Write out the whole listing, matching it exactly.

Start of STORED DATA

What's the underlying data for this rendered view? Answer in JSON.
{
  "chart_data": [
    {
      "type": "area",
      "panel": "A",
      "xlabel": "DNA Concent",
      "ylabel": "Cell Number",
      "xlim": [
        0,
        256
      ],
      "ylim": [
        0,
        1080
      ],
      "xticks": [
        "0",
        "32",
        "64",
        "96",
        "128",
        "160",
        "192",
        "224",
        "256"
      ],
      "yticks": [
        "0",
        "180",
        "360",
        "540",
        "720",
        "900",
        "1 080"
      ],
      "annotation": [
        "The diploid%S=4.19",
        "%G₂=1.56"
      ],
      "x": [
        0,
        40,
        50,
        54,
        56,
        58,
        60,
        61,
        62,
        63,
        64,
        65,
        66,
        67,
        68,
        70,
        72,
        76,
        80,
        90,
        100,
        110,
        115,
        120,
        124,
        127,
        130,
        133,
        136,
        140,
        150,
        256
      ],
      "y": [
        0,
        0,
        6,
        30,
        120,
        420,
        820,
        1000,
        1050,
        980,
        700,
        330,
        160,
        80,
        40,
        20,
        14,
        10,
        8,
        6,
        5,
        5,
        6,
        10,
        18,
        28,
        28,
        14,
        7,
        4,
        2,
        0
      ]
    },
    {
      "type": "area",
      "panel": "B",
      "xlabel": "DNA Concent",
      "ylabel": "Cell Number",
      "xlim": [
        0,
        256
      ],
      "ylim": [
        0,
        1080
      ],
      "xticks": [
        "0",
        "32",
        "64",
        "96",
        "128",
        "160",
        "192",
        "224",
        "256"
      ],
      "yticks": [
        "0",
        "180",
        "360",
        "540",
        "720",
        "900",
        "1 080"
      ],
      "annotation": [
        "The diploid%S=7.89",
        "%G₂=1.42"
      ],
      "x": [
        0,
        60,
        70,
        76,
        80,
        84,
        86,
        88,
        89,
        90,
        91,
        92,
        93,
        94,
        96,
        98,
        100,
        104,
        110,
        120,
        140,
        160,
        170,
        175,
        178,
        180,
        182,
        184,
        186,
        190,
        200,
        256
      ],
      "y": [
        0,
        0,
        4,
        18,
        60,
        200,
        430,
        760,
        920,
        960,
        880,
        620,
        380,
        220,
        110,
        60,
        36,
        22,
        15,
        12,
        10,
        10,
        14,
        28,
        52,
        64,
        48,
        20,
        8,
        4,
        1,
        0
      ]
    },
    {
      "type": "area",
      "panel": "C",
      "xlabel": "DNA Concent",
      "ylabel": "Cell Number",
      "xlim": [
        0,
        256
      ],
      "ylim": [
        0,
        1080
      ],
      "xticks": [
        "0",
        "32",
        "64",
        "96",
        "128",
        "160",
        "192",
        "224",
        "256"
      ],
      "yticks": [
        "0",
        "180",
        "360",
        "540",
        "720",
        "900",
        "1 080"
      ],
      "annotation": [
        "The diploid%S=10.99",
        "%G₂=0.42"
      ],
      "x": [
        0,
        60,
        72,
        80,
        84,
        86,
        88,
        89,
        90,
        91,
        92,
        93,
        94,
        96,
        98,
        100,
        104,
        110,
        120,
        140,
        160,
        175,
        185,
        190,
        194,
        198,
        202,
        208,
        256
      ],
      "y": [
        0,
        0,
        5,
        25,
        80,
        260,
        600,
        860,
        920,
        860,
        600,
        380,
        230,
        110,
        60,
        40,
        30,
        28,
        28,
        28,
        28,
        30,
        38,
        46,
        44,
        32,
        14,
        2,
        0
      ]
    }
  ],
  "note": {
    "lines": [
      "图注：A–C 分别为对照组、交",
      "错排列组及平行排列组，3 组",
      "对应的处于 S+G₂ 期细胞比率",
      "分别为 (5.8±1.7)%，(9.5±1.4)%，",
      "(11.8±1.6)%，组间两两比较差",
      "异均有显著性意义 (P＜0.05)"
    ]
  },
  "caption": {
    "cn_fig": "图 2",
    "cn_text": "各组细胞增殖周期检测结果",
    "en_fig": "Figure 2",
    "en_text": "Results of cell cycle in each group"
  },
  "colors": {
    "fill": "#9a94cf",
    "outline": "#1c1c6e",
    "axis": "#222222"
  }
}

End of STORED DATA

OUTPUT FOR THIS EXERCISE:
What's the underlying data for this rendered view? Answer in JSON.
{
  "chart_data": [
    {
      "type": "area",
      "panel": "A",
      "xlabel": "DNA Concent",
      "ylabel": "Cell Number",
      "xlim": [
        0,
        256
      ],
      "ylim": [
        0,
        1080
      ],
      "xticks": [
        "0",
        "32",
        "64",
        "96",
        "128",
        "160",
        "192",
        "224",
        "256"
      ],
      "yticks": [
        "0",
        "180",
        "360",
        "540",
        "720",
        "900",
        "1 080"
      ],
      "annotation": [
        "The diploid%S=4.19",
        "%G₂=1.56"
      ],
      "x": [
        0,
        40,
        50,
        54,
        56,
        58,
        60,
        61,
        62,
        63,
        64,
        65,
        66,
        67,
        68,
        70,
        72,
        76,
        80,
        90,
        100,
        110,
        115,
        120,
        124,
        127,
        130,
        133,
        136,
        140,
        150,
        256
      ],
      "y": [
        0,
        0,
        6,
        30,
        120,
        420,
        820,
        1000,
        1050,
        980,
        700,
        330,
        160,
        80,
        40,
        20,
        14,
        10,
        8,
        6,
        5,
        5,
        6,
        10,
        18,
        28,
        28,
        14,
        7,
        4,
        2,
        0
      ]
    },
    {
      "type": "area",
      "panel": "B",
      "xlabel": "DNA Concent",
      "ylabel": "Cell Number",
      "xlim": [
        0,
        256
      ],
      "ylim": [
        0,
        1080
      ],
      "xticks": [
        "0",
        "32",
        "64",
        "96",
        "128",
        "160",
        "192",
        "224",
        "256"
      ],
      "yticks": [
        "0",
        "180",
        "360",
        "540",
        "720",
        "900",
        "1 080"
      ],
      "annotation": [
        "The diploid%S=7.89",
        "%G₂=1.42"
      ],
      "x": [
        0,
        60,
        70,
        76,
        80,
        84,
        86,
        88,
        89,
        90,
        91,
        92,
        93,
        94,
        96,
        98,
        100,
        104,
        110,
        120,
        140,
        160,
        170,
        175,
        178,
        180,
        182,
        184,
        186,
        190,
        200,
        256
      ],
      "y": [
        0,
        0,
        4,
        18,
        60,
        200,
        430,
        760,
        920,
        960,
        880,
        620,
        380,
        220,
        110,
        60,
        36,
        22,
        15,
        12,
        10,
        10,
        14,
        28,
        52,
        64,
        48,
        20,
        8,
        4,
        1,
        0
      ]
    },
    {
      "type": "area",
      "panel": "C",
      "xlabel": "DNA Concent",
      "ylabel": "Cell Number",
      "xlim": [
        0,
        256
      ],
      "ylim": [
        0,
        1080
      ],
      "xticks": [
        "0",
        "32",
        "64",
        "96",
        "128",
        "160",
        "192",
        "224",
        "256"
      ],
      "yticks": [
        "0",
        "180",
        "360",
        "540",
        "720",
        "900",
        "1 080"
      ],
      "annotation": [
        "The diploid%S=10.99",
        "%G₂=0.42"
      ],
      "x": [
        0,
        60,
        72,
        80,
        84,
        86,
        88,
        89,
        90,
        91,
        92,
        93,
        94,
        96,
        98,
        100,
        104,
        110,
        120,
        140,
        160,
        175,
        185,
        190,
        194,
        198,
        202,
        208,
        256
      ],
      "y": [
        0,
        0,
        5,
        25,
        80,
        260,
        600,
        860,
        920,
        860,
        600,
        380,
        230,
        110,
        60,
        40,
        30,
        28,
        28,
        28,
        28,
        30,
        38,
        46,
        44,
        32,
        14,
        2,
        0
      ]
    }
  ],
  "note": {
    "lines": [
      "图注：A–C 分别为对照组、交",
      "错排列组及平行排列组，3 组",
      "对应的处于 S+G₂ 期细胞比率",
      "分别为 (5.8±1.7)%，(9.5±1.4)%，",
      "(11.8±1.6)%，组间两两比较差",
      "异均有显著性意义 (P＜0.05)"
    ]
  },
  "caption": {
    "cn_fig": "图 2",
    "cn_text": "各组细胞增殖周期检测结果",
    "en_fig": "Figure 2",
    "en_text": "Results of cell cycle in each group"
  },
  "colors": {
    "fill": "#9a94cf",
    "outline": "#1c1c6e",
    "axis": "#222222"
  }
}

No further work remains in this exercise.